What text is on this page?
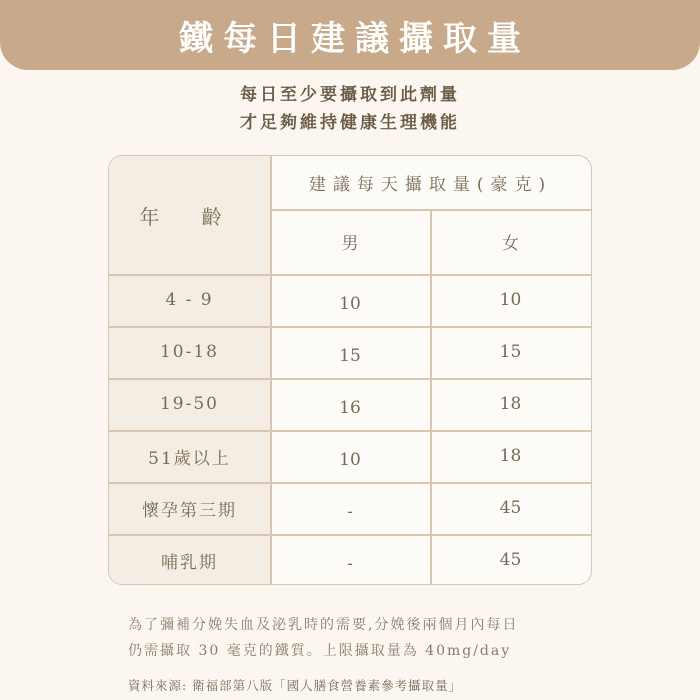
鐵每日建議攝取量
每日至少要攝取到此劑量
才足夠維持健康生理機能
年 齡
建議每天攝取量(豪克)
男	女
4 - 9	10	10
10-18	15	15
19-50	16	18
51歲以上	10	18
懷孕第三期	-	45
哺乳期	-	45
為了彌補分娩失血及泌乳時的需要,分娩後兩個月內每日
仍需攝取 30 毫克的鐵質。上限攝取量為 40mg/day
資料來源: 衛福部第八版「國人膳食營養素參考攝取量」
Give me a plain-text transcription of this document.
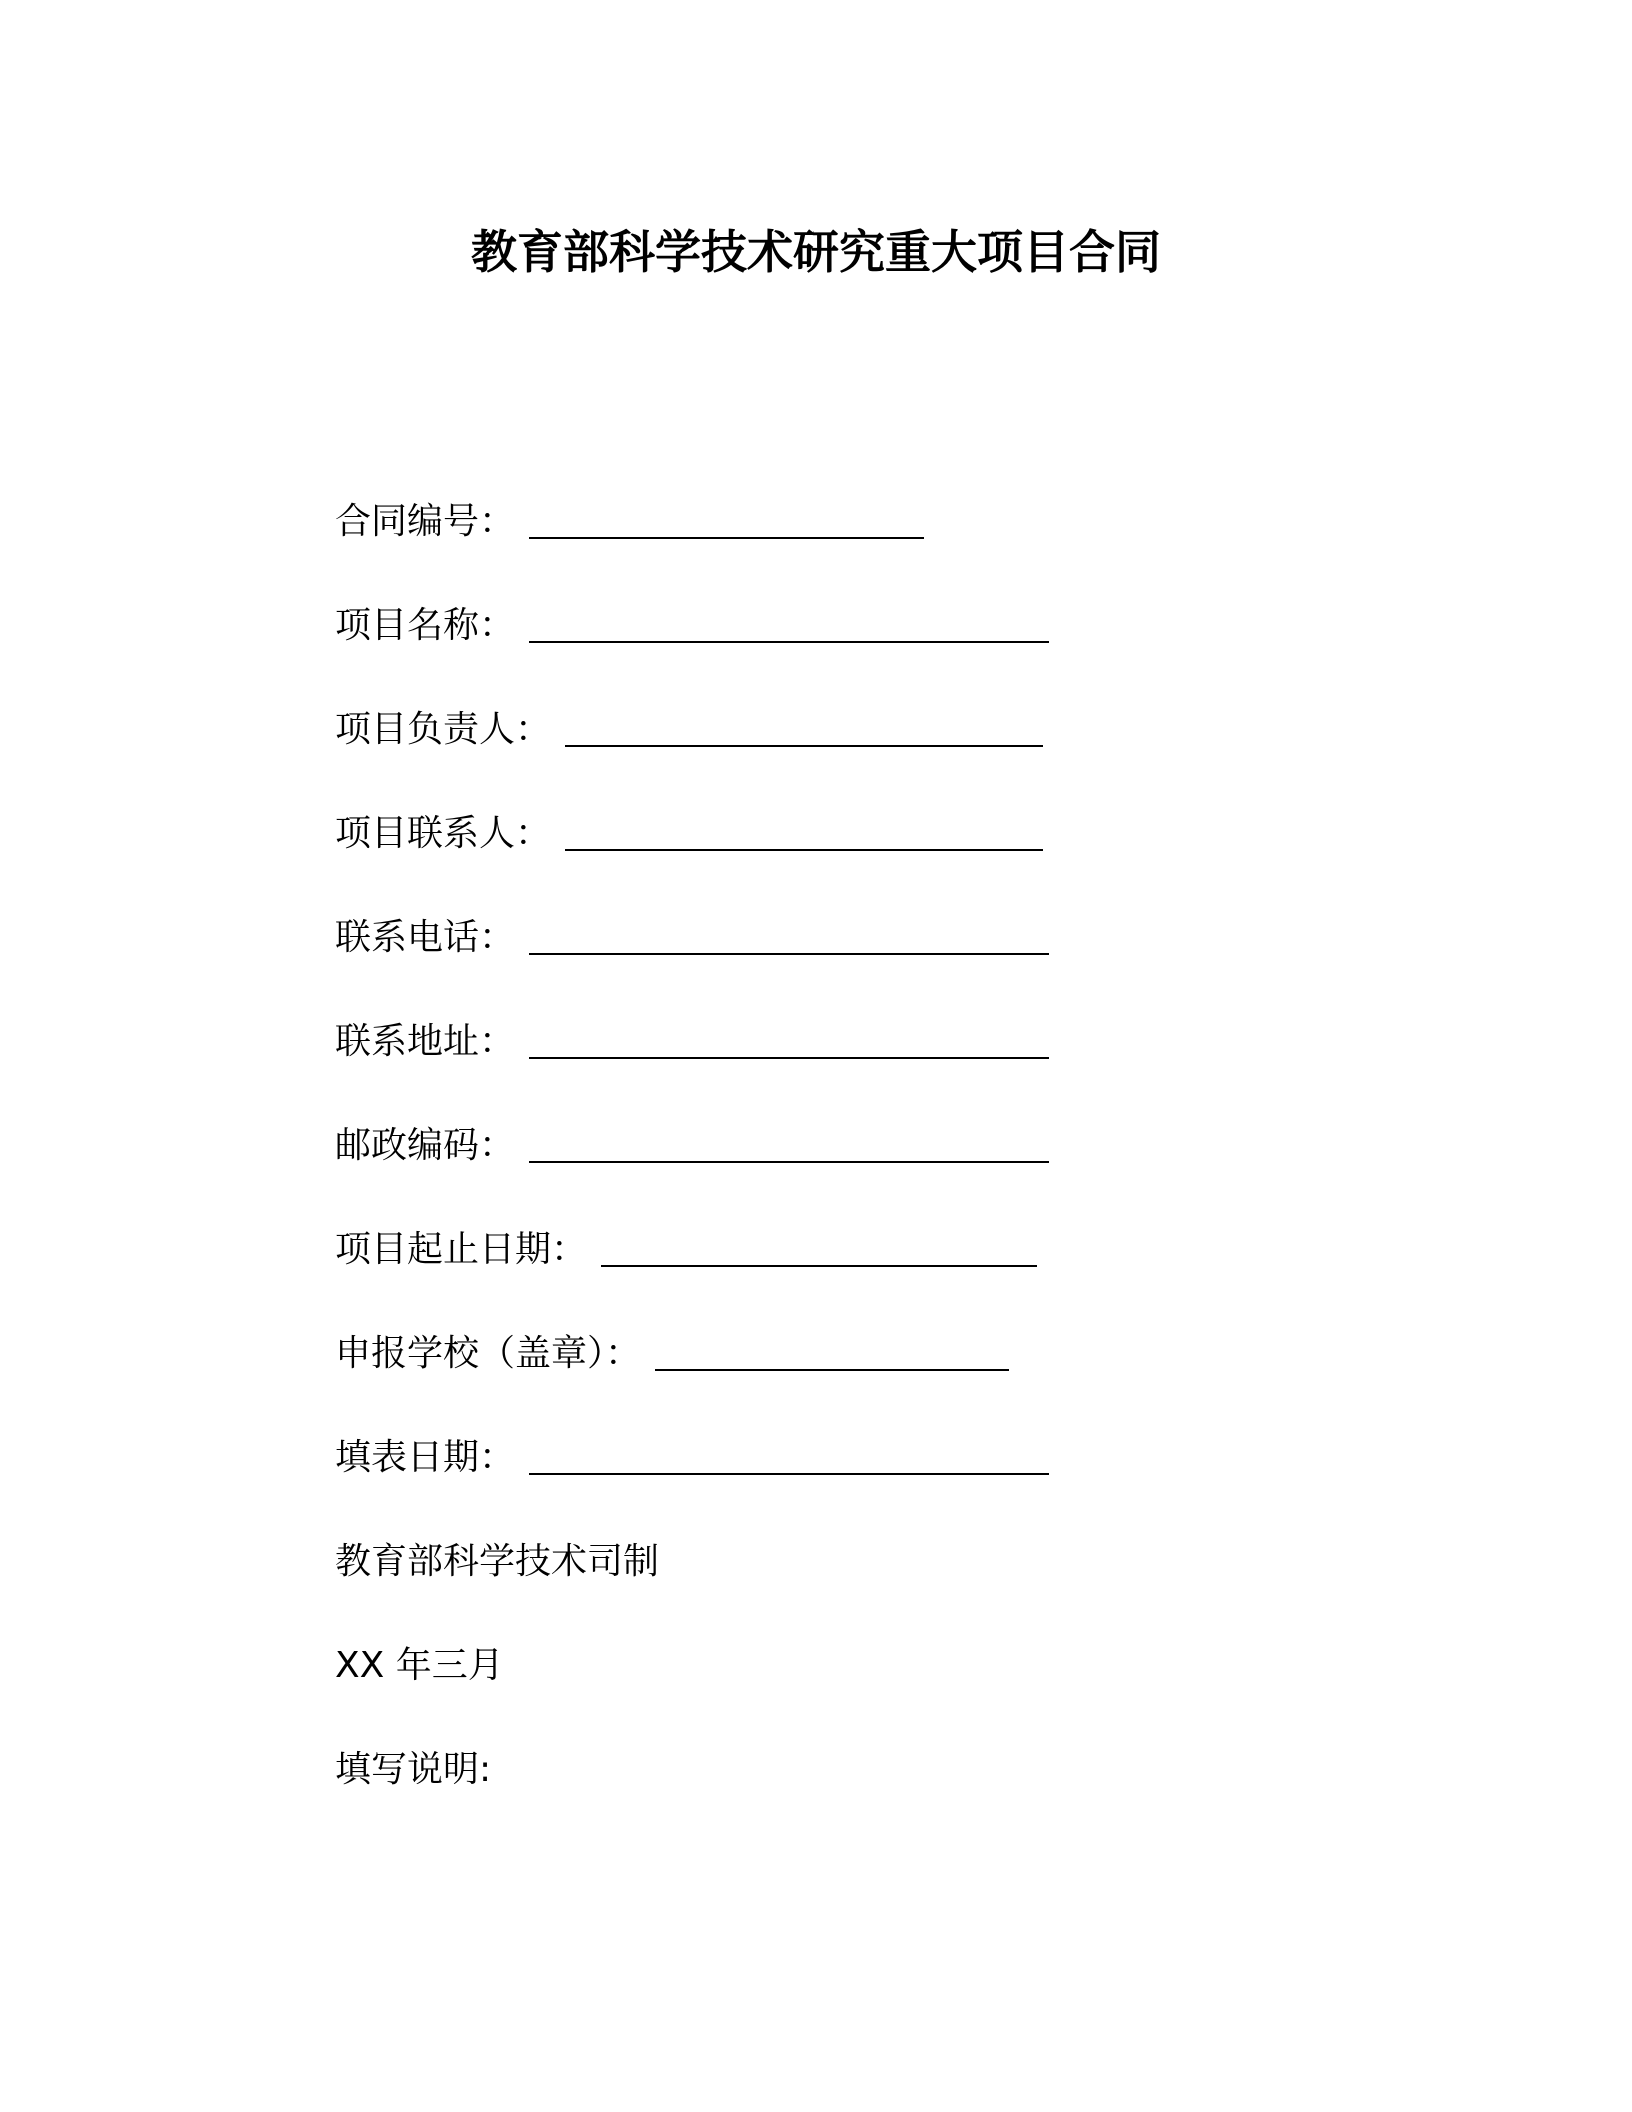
教育部科学技术研究重大项目合同
合同编号：
项目名称：
项目负责人：
项目联系人：
联系电话：
联系地址：
邮政编码：
项目起止日期：
申报学校（盖章）：
填表日期：
教育部科学技术司制
XX 年三月
填写说明:
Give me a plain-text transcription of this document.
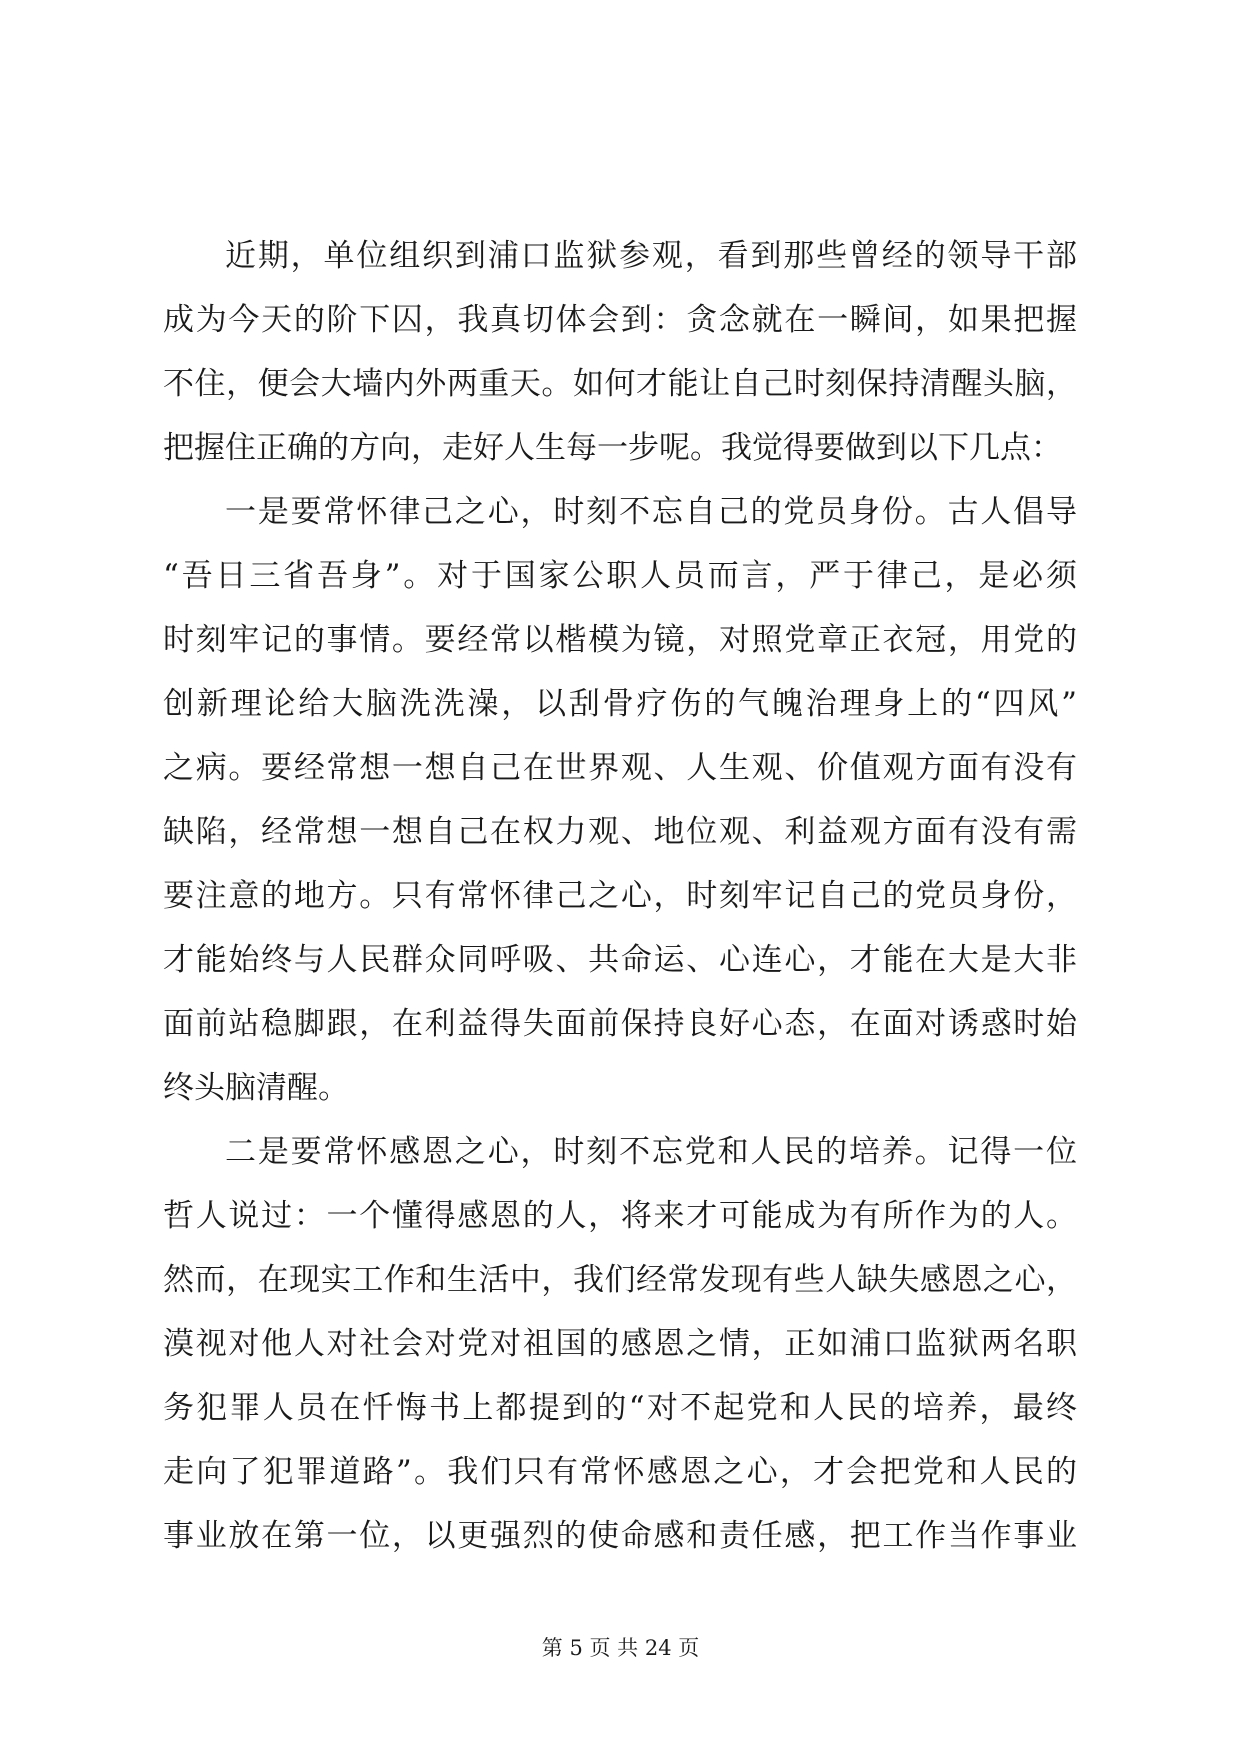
近期，单位组织到浦口监狱参观，看到那些曾经的领导干部
成为今天的阶下囚，我真切体会到：贪念就在一瞬间，如果把握
不住，便会大墙内外两重天。如何才能让自己时刻保持清醒头脑，
把握住正确的方向，走好人生每一步呢。我觉得要做到以下几点：
一是要常怀律己之心，时刻不忘自己的党员身份。古人倡导
“吾日三省吾身”。对于国家公职人员而言，严于律己，是必须
时刻牢记的事情。要经常以楷模为镜，对照党章正衣冠，用党的
创新理论给大脑洗洗澡，以刮骨疗伤的气魄治理身上的“四风”
之病。要经常想一想自己在世界观、人生观、价值观方面有没有
缺陷，经常想一想自己在权力观、地位观、利益观方面有没有需
要注意的地方。只有常怀律己之心，时刻牢记自己的党员身份，
才能始终与人民群众同呼吸、共命运、心连心，才能在大是大非
面前站稳脚跟，在利益得失面前保持良好心态，在面对诱惑时始
终头脑清醒。
二是要常怀感恩之心，时刻不忘党和人民的培养。记得一位
哲人说过：一个懂得感恩的人，将来才可能成为有所作为的人。
然而，在现实工作和生活中，我们经常发现有些人缺失感恩之心，
漠视对他人对社会对党对祖国的感恩之情，正如浦口监狱两名职
务犯罪人员在忏悔书上都提到的“对不起党和人民的培养，最终
走向了犯罪道路”。我们只有常怀感恩之心，才会把党和人民的
事业放在第一位，以更强烈的使命感和责任感，把工作当作事业
第 5 页 共 24 页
______
▸ TASK DETAILS
Pictures don't belong in the copy. Restate all the entries exactly.

▸ WRITTEN SOLUTION
What text is on this page?
鐵每日建議攝取量
每日至少要攝取到此劑量
才足夠維持健康生理機能
年 齡
建議每天攝取量(豪克)
男	女
4 - 9	10	10
10-18	15	15
19-50	16	18
51歲以上	10	18
懷孕第三期	-	45
哺乳期	-	45
為了彌補分娩失血及泌乳時的需要,分娩後兩個月內每日
仍需攝取 30 毫克的鐵質。上限攝取量為 40mg/day
資料來源: 衛福部第八版「國人膳食營養素參考攝取量」
Give me a plain-text transcription of this document.
教育部科学技术研究重大项目合同
合同编号：
项目名称：
项目负责人：
项目联系人：
联系电话：
联系地址：
邮政编码：
项目起止日期：
申报学校（盖章）：
填表日期：
教育部科学技术司制
XX 年三月
填写说明:
Give me a plain-text transcription of this document.
近期，单位组织到浦口监狱参观，看到那些曾经的领导干部
成为今天的阶下囚，我真切体会到：贪念就在一瞬间，如果把握
不住，便会大墙内外两重天。如何才能让自己时刻保持清醒头脑，
把握住正确的方向，走好人生每一步呢。我觉得要做到以下几点：
一是要常怀律己之心，时刻不忘自己的党员身份。古人倡导
“吾日三省吾身”。对于国家公职人员而言，严于律己，是必须
时刻牢记的事情。要经常以楷模为镜，对照党章正衣冠，用党的
创新理论给大脑洗洗澡，以刮骨疗伤的气魄治理身上的“四风”
之病。要经常想一想自己在世界观、人生观、价值观方面有没有
缺陷，经常想一想自己在权力观、地位观、利益观方面有没有需
要注意的地方。只有常怀律己之心，时刻牢记自己的党员身份，
才能始终与人民群众同呼吸、共命运、心连心，才能在大是大非
面前站稳脚跟，在利益得失面前保持良好心态，在面对诱惑时始
终头脑清醒。
二是要常怀感恩之心，时刻不忘党和人民的培养。记得一位
哲人说过：一个懂得感恩的人，将来才可能成为有所作为的人。
然而，在现实工作和生活中，我们经常发现有些人缺失感恩之心，
漠视对他人对社会对党对祖国的感恩之情，正如浦口监狱两名职
务犯罪人员在忏悔书上都提到的“对不起党和人民的培养，最终
走向了犯罪道路”。我们只有常怀感恩之心，才会把党和人民的
事业放在第一位，以更强烈的使命感和责任感，把工作当作事业
第 5 页 共 24 页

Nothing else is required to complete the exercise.